Dataset records
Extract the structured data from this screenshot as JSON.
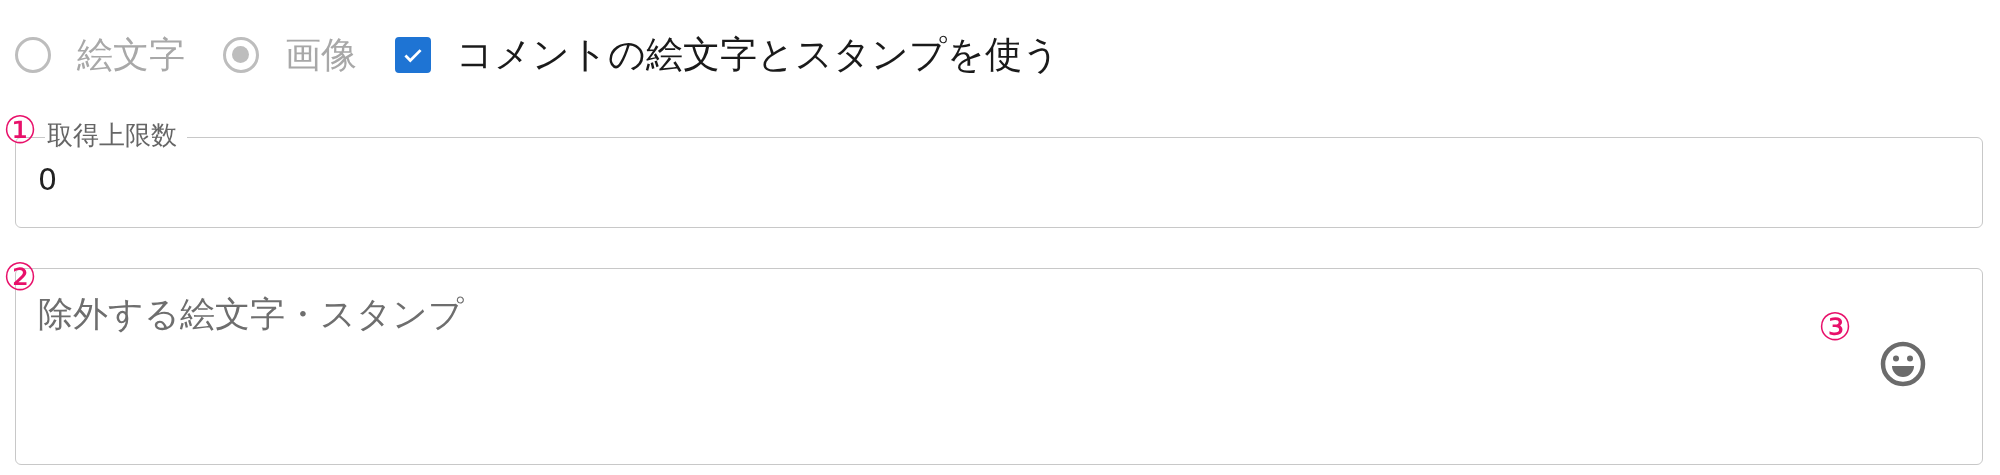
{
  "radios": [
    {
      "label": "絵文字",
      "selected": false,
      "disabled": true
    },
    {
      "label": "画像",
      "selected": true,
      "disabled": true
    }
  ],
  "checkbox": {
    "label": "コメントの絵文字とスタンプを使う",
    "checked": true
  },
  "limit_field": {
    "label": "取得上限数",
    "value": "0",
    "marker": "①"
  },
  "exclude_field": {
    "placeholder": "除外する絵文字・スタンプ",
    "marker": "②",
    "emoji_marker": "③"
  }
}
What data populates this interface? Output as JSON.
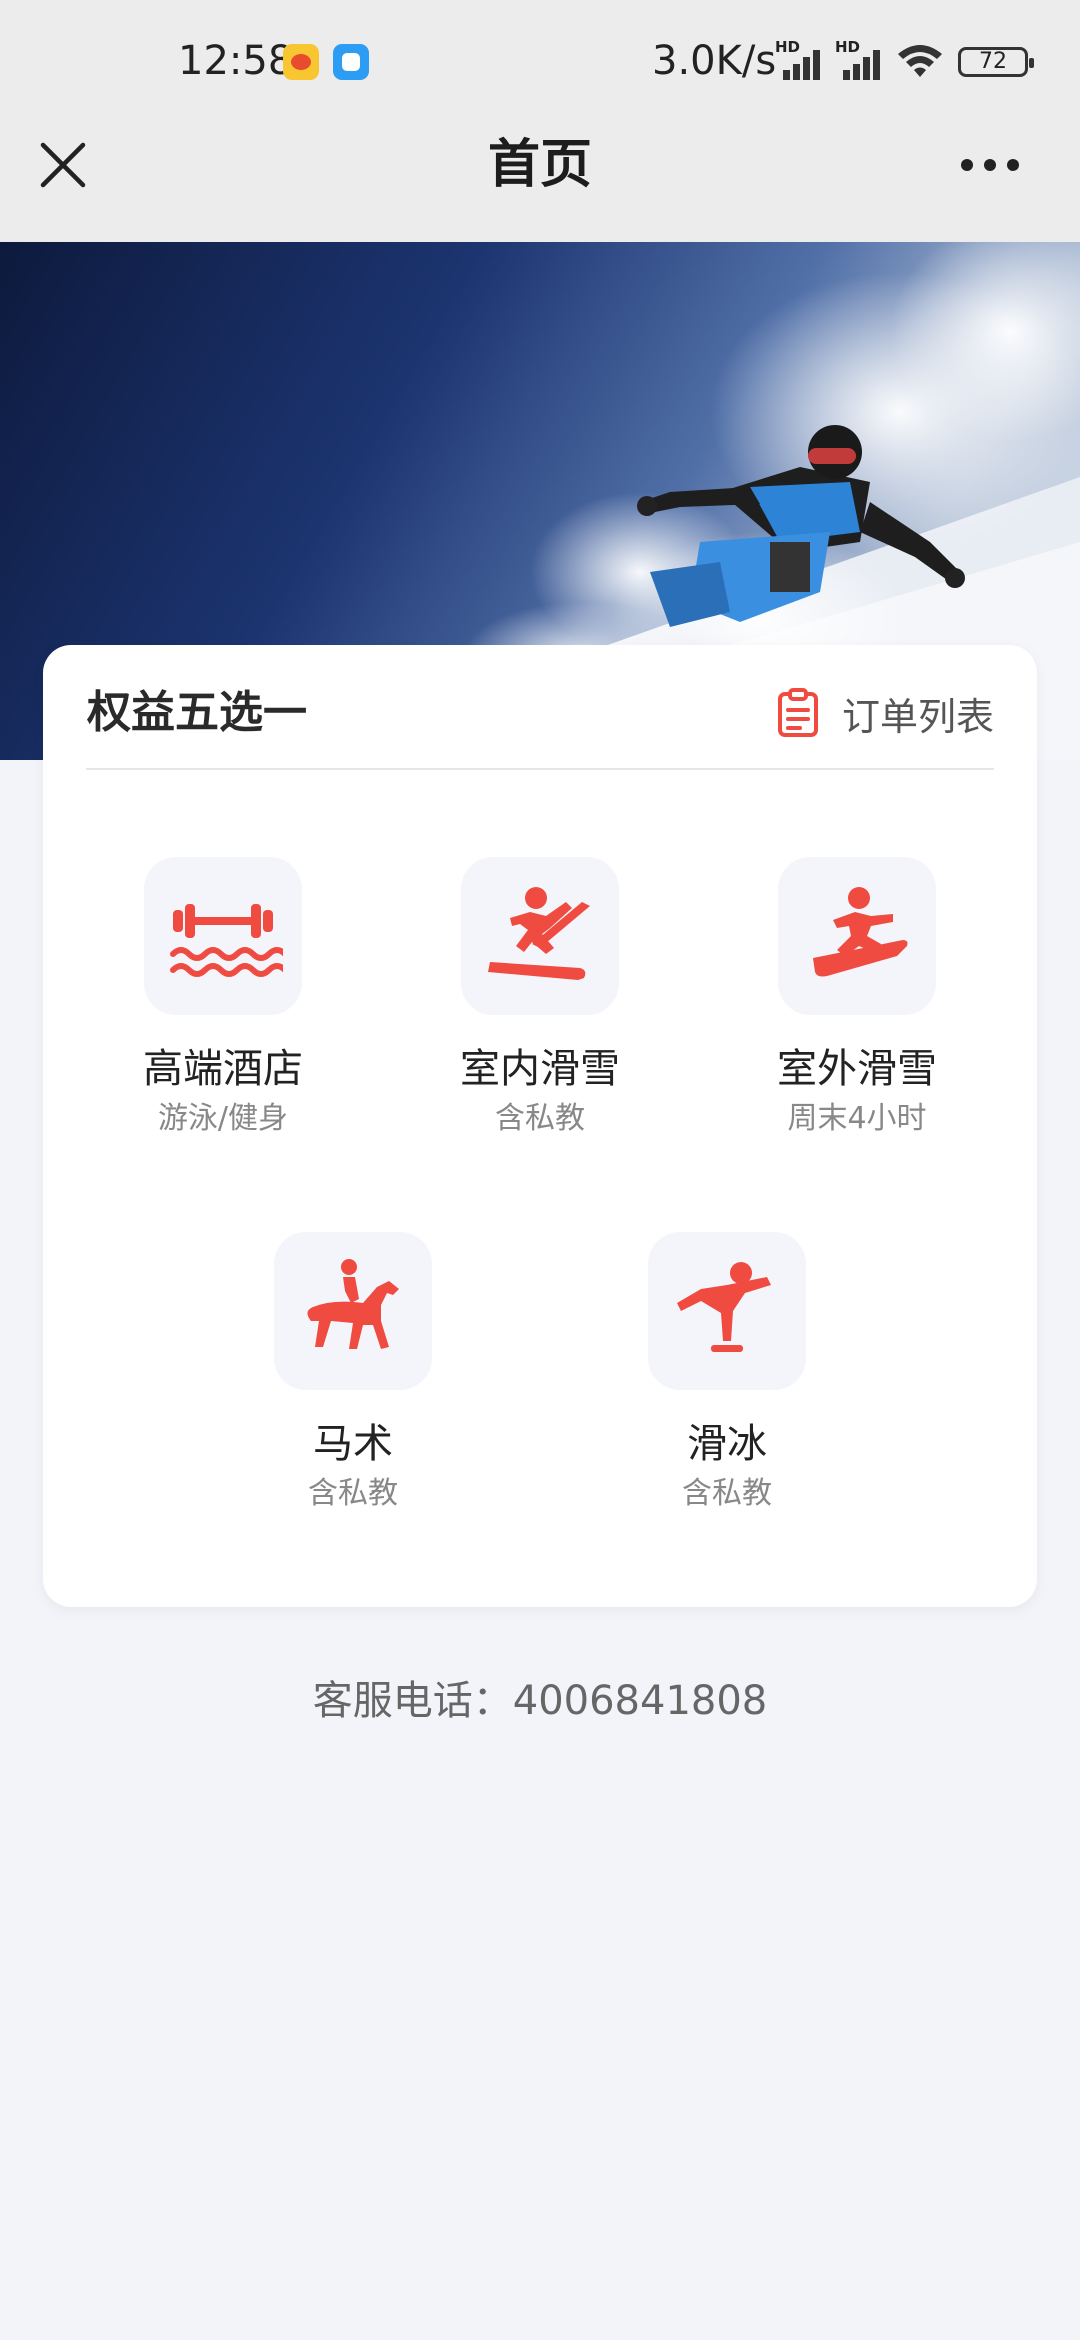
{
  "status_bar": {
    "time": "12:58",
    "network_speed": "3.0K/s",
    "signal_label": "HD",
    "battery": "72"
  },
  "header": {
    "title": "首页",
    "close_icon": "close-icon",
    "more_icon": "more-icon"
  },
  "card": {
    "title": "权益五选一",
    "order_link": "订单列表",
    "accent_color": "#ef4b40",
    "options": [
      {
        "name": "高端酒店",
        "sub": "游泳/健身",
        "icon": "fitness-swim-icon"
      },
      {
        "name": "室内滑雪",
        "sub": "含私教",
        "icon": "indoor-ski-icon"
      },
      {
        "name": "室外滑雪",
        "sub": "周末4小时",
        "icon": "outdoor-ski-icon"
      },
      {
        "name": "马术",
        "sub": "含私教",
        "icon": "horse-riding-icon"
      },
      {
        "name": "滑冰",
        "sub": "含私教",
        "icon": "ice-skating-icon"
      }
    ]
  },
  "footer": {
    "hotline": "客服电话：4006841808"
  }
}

Required work:
Quote each record exactly as it stands, minus the pictures.

Correct response:
Extract the structured data from this screenshot as JSON.
{
  "radios": [
    {
      "label": "絵文字",
      "selected": false,
      "disabled": true
    },
    {
      "label": "画像",
      "selected": true,
      "disabled": true
    }
  ],
  "checkbox": {
    "label": "コメントの絵文字とスタンプを使う",
    "checked": true
  },
  "limit_field": {
    "label": "取得上限数",
    "value": "0",
    "marker": "①"
  },
  "exclude_field": {
    "placeholder": "除外する絵文字・スタンプ",
    "marker": "②",
    "emoji_marker": "③"
  }
}
What data populates this interface? Output as JSON.
{
  "status_bar": {
    "time": "12:58",
    "network_speed": "3.0K/s",
    "signal_label": "HD",
    "battery": "72"
  },
  "header": {
    "title": "首页",
    "close_icon": "close-icon",
    "more_icon": "more-icon"
  },
  "card": {
    "title": "权益五选一",
    "order_link": "订单列表",
    "accent_color": "#ef4b40",
    "options": [
      {
        "name": "高端酒店",
        "sub": "游泳/健身",
        "icon": "fitness-swim-icon"
      },
      {
        "name": "室内滑雪",
        "sub": "含私教",
        "icon": "indoor-ski-icon"
      },
      {
        "name": "室外滑雪",
        "sub": "周末4小时",
        "icon": "outdoor-ski-icon"
      },
      {
        "name": "马术",
        "sub": "含私教",
        "icon": "horse-riding-icon"
      },
      {
        "name": "滑冰",
        "sub": "含私教",
        "icon": "ice-skating-icon"
      }
    ]
  },
  "footer": {
    "hotline": "客服电话：4006841808"
  }
}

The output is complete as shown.